Observation data Epoch J2000 Equinox ICRS
- Constellation: Perseus
- Right ascension: 03^{h} 25^{m} 57.382^{s}
- Declination: +49° 07′ 14.73″
- Apparent magnitude (V): 6.09

Characteristics
- Evolutionary stage: Main sequence
- Spectral type: B7 V
- B−V color index: −0.073±0.005
- Variable type: SPB

Astrometry
- Radial velocity (R_{v}): −1.5±0.9 km/s
- Proper motion (μ): RA: +23.753 mas/yr Dec.: −26.656 mas/yr
- Parallax (π): 6.0959±0.0444 mas
- Distance: 535 ± 4 ly (164 ± 1 pc)
- Absolute magnitude (M_{V}): −0.19

Details
- Mass: 3.69+0.14 −0.15 M_{☉}
- Radius: 2.21 R_{☉}
- Luminosity: 278.0+53.1 −44.7 L_{☉}
- Surface gravity (log g): 4.30 cgs
- Temperature: 14,768 K
- Metallicity [Fe/H]: 0.0082+0.0053 −0.0032 dex
- Rotational velocity (v sin i): 58 km/s
- Age: 90 Myr
- Other designations: V576 Per, BD+48°913, GC 4075, HD 21071, HIP 15988, HR 1029, SAO 38817

Database references
- SIMBAD: data

= HD 21071 =

Star in the constellation Perseus

HD 21071 is a blue-white hued variable star in the northern constellation of Perseus. Also known as V576 Persei, it is a sixth magnitude star that is dimly visible to the naked eye under good viewing conditions, having an apparent visual magnitude of 6.09. The brightness of the star varies with a multiperiodic cycle. The distance to HD 21071, as determined from an annual parallax shift of 6.1 mas, is 535 light years. It is a member of the young Alpha Persei Cluster, Melotte 20, and moving is closer to the Earth with a heliocentric radial velocity of −1.5 km/s.

● **Excerpted records**
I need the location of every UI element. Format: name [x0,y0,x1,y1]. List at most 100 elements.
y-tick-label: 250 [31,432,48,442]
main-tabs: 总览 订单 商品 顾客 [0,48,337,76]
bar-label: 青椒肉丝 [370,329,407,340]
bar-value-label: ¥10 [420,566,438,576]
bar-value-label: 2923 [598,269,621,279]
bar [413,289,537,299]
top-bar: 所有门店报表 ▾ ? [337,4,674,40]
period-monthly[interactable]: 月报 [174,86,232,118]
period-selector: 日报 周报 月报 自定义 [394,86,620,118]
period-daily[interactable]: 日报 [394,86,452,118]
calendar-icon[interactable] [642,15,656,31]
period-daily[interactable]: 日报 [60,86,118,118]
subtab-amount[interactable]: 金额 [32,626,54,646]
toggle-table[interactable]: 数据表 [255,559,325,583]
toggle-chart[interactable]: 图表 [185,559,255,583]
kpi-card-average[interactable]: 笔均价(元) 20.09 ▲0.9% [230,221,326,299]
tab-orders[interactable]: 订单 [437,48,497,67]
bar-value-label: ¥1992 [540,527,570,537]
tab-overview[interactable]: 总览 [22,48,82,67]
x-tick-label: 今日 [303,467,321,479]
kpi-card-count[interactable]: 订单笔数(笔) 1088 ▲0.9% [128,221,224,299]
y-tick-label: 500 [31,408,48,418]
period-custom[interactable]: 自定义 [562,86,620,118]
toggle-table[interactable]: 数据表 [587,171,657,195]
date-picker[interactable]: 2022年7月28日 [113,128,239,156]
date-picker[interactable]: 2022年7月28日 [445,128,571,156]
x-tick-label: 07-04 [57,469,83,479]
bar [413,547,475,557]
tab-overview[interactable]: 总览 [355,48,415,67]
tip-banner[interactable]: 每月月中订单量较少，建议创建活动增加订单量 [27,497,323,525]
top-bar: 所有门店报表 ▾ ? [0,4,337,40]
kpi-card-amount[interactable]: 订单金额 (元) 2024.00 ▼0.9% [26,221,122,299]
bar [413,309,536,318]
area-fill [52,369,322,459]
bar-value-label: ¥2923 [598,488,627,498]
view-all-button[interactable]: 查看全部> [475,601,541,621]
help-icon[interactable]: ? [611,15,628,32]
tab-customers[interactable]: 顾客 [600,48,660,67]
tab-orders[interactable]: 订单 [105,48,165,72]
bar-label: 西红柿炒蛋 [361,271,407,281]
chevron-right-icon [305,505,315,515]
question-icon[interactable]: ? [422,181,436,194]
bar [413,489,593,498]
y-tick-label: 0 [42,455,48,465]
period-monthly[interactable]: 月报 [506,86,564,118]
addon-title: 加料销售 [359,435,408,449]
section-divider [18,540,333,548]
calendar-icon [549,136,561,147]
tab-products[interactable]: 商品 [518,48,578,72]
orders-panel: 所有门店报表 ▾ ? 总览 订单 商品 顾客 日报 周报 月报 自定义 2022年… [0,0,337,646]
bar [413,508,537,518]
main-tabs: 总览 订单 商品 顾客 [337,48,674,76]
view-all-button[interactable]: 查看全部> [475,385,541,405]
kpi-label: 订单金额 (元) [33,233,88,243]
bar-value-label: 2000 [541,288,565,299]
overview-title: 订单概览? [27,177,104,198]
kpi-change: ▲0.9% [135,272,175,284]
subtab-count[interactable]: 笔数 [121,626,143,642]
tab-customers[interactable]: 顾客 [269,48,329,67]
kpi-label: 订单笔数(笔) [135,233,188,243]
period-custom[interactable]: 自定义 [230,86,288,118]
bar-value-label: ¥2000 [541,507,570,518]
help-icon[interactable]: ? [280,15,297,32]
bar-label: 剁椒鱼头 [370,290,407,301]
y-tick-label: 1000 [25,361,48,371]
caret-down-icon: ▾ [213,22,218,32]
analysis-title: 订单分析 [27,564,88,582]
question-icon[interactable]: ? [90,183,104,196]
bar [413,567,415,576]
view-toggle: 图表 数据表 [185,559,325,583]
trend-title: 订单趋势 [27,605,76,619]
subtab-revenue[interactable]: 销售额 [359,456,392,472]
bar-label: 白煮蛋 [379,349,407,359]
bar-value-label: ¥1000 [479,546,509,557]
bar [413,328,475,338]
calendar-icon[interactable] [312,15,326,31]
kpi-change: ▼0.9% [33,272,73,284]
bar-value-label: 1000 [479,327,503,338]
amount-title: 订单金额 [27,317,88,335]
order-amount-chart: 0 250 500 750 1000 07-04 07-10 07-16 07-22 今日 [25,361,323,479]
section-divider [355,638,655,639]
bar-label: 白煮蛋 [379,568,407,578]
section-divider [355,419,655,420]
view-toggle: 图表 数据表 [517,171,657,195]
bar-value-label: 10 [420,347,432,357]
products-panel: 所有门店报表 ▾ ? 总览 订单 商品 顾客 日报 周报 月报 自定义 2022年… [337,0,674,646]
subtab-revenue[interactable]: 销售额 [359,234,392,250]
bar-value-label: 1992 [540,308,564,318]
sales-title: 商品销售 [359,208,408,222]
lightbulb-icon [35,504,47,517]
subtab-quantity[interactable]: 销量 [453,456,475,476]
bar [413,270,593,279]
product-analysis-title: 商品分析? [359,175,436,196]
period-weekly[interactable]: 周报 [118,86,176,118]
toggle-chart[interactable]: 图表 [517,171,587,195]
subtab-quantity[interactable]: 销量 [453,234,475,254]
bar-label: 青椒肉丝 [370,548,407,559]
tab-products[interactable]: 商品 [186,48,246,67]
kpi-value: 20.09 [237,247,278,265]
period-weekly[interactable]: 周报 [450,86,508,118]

● **Your task**
Continue the article on the star HD 21071 from where it stops.

● **Response below**
This is a B-type main-sequence star with a stellar classification of B7 V. HD 21071 belongs to an unusual stellar population termed 'sn' stars. These seem to be related to chemically peculiar stars, but have sharp ('s') Balmer and metal absorption lines with "broad coreless He I" ('n') lines. The latter wide, "nebulous" lines may be due to Stark broadening caused by an electric field. HD 21071 is a slowly pulsating B-type star (SPB star) that was initially found to vary with a period of 0.84 days. Further study revealed four frequencies, with the two dominant, higher amplitude frequencies having similar cycles of 1.19 and 1.15 per day.

Pulsation Periods
| ID | Frequency (d^{−1}) | V Amplitude (mmag) | Radial Velocity (km/s) |
|---|---|---|---|
| 1 | 1.18843 | 18.5 | 3.28±0.85 |
| 2 | 1.14934 | 7.7 | – |
| 3 | 1.41968 | 3.8 | – |
| 4 | 0.95706 | 3.0 | – |

Stellar models show the star to have 3.7 times the mass of the Sun, with 2.21 times the Sun's radius. It is 90 million years old with a near-solar metallicity and is spinning with a projected rotational velocity of 58 km/s. The star is radiating 278 times the Sun's luminosity from its photosphere at an effective temperature of 14,768 K.